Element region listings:
• • • • • • •

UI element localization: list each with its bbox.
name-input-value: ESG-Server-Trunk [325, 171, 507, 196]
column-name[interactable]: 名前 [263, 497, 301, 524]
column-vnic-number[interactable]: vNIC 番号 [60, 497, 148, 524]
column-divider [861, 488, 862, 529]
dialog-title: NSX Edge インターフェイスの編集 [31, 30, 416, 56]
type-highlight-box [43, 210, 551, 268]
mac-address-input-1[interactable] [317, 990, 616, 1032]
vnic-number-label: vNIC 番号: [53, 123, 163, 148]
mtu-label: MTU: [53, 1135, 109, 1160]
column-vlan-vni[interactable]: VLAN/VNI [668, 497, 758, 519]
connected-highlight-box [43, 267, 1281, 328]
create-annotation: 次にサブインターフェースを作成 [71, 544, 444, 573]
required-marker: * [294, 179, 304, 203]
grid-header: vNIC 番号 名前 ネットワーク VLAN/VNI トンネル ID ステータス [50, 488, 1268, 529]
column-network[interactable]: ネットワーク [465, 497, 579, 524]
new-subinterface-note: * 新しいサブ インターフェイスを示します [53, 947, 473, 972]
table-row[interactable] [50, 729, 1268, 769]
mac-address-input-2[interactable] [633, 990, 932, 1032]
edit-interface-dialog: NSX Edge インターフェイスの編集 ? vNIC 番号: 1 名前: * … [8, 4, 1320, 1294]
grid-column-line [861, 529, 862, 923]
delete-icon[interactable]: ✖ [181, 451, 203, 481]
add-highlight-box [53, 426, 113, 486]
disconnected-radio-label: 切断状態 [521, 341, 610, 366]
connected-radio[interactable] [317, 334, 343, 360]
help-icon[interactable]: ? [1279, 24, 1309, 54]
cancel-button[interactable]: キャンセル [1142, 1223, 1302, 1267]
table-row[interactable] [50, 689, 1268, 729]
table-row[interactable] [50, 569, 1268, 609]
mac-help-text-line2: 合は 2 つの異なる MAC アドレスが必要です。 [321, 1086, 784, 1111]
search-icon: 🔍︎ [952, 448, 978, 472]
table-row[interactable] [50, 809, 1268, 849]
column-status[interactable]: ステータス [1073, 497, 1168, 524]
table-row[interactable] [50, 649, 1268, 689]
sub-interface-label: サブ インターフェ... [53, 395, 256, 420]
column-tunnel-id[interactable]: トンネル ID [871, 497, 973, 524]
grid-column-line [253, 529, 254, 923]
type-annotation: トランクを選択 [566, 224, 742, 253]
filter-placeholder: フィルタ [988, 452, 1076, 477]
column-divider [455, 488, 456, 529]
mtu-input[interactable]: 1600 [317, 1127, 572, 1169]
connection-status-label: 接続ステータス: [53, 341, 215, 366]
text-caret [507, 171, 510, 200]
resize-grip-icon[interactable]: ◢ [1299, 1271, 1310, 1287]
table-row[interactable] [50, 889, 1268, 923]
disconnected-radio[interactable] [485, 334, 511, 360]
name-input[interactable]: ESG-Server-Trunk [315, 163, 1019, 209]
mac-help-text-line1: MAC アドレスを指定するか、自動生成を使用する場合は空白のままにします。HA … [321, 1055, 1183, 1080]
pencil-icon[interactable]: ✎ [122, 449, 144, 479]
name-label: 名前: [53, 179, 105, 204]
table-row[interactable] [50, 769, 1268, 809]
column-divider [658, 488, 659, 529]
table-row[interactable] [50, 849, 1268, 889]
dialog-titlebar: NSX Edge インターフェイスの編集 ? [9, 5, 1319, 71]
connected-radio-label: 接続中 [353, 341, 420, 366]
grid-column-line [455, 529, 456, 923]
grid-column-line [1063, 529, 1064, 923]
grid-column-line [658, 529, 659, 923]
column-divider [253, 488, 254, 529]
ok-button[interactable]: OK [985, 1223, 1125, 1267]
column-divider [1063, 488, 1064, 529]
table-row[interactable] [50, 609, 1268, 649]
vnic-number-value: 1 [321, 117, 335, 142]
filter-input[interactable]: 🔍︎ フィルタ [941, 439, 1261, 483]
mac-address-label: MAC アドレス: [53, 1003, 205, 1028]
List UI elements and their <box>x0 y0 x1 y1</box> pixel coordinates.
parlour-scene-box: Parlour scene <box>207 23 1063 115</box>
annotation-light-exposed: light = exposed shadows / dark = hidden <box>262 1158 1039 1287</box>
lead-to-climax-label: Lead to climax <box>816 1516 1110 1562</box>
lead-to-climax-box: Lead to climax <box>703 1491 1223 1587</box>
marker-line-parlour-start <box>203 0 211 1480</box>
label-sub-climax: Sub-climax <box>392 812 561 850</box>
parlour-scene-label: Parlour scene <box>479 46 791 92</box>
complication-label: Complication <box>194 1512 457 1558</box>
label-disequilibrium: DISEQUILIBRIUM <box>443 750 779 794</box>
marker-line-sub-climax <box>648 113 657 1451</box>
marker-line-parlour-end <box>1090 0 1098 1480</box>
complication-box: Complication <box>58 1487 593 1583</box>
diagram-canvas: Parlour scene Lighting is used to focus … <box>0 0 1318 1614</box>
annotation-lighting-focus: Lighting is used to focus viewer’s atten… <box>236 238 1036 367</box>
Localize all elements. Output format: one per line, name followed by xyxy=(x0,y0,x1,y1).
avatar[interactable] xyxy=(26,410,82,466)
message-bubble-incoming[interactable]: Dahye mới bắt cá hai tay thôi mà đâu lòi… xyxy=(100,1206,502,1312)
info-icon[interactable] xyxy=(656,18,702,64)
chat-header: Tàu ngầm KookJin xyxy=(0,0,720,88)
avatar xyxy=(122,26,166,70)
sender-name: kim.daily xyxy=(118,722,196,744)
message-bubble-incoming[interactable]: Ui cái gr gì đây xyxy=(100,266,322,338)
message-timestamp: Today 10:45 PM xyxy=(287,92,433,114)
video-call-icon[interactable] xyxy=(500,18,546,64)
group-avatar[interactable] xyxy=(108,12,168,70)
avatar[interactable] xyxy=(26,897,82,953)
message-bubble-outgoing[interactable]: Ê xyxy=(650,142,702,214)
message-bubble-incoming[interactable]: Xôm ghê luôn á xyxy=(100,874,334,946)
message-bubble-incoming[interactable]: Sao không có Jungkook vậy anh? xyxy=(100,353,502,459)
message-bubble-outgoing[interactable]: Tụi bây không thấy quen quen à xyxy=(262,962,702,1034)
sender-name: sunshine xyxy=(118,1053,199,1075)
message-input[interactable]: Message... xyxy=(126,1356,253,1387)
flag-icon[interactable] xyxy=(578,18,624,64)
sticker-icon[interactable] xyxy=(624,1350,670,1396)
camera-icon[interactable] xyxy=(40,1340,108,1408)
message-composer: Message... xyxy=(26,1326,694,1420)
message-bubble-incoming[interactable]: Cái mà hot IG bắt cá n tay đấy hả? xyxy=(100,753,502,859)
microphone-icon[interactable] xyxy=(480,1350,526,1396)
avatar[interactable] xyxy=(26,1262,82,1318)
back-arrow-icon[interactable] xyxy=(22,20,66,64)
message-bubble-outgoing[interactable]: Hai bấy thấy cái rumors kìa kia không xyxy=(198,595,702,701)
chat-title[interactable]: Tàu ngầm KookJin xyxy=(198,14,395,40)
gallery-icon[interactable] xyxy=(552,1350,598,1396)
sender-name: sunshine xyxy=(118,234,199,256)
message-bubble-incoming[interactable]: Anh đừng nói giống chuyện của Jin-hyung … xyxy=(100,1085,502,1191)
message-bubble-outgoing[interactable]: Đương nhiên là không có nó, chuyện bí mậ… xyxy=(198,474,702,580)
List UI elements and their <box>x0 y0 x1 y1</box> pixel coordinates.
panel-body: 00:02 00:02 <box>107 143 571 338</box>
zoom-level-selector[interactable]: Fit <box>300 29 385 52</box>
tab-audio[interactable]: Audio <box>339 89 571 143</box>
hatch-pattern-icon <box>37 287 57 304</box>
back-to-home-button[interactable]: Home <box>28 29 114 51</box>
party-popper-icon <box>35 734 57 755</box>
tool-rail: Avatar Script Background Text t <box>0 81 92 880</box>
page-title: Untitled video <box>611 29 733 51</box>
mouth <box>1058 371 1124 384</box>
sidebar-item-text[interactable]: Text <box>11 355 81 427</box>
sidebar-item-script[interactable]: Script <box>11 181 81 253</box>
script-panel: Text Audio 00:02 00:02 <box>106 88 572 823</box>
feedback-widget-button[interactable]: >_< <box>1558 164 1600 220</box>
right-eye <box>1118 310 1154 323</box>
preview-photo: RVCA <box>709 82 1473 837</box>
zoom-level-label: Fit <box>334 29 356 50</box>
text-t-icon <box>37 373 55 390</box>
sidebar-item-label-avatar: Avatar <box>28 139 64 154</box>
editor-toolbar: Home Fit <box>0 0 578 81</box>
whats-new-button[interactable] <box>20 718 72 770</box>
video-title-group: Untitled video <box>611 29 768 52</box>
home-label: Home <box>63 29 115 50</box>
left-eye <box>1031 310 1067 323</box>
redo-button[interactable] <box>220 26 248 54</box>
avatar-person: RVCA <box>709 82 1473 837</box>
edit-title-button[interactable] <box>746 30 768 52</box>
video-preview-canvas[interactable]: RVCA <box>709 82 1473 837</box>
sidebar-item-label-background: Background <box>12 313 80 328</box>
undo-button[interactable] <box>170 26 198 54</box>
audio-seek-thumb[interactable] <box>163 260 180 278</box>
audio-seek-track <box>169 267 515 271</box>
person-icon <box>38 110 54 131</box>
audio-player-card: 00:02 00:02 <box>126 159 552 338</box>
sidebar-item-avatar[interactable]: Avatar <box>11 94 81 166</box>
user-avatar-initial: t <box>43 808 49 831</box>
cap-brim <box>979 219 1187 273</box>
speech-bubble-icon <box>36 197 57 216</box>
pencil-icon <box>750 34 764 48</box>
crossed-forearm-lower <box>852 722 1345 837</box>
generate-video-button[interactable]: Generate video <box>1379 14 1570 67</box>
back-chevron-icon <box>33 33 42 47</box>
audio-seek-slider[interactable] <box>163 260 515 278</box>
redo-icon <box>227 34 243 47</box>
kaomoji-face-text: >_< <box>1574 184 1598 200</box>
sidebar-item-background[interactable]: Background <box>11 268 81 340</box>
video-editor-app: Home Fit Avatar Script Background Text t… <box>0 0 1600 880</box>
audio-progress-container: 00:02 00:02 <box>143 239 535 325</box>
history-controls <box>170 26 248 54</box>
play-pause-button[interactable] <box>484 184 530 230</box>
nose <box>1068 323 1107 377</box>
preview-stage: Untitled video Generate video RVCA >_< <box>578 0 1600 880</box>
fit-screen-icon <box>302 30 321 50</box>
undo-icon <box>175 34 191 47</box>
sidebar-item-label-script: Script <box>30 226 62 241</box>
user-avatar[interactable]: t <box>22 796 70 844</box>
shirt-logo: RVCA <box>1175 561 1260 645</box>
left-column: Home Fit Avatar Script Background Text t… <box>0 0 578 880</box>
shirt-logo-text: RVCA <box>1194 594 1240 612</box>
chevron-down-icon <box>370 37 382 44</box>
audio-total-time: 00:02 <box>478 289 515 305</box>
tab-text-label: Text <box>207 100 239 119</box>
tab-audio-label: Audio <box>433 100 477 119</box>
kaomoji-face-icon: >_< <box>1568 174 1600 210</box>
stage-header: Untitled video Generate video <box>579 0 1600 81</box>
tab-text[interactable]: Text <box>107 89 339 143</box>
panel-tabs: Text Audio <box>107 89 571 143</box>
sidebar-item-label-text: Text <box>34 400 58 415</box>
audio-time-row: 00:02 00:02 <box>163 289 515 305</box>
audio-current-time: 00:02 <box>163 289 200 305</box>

• • • • • • •

## What you are asked to do
Rewrite the lines of the records above as a numbered list, starting with the first line and stopping after the line that has "vnic-number-label: vNIC 番号: [53, 123, 163, 148]". Leave out any blank lines.

## Solution for this exercise
1. UI element localization: list each with its bbox.
2. name-input-value: ESG-Server-Trunk [325, 171, 507, 196]
3. column-name[interactable]: 名前 [263, 497, 301, 524]
4. column-vnic-number[interactable]: vNIC 番号 [60, 497, 148, 524]
5. column-divider [861, 488, 862, 529]
6. dialog-title: NSX Edge インターフェイスの編集 [31, 30, 416, 56]
7. type-highlight-box [43, 210, 551, 268]
8. mac-address-input-1[interactable] [317, 990, 616, 1032]
9. vnic-number-label: vNIC 番号: [53, 123, 163, 148]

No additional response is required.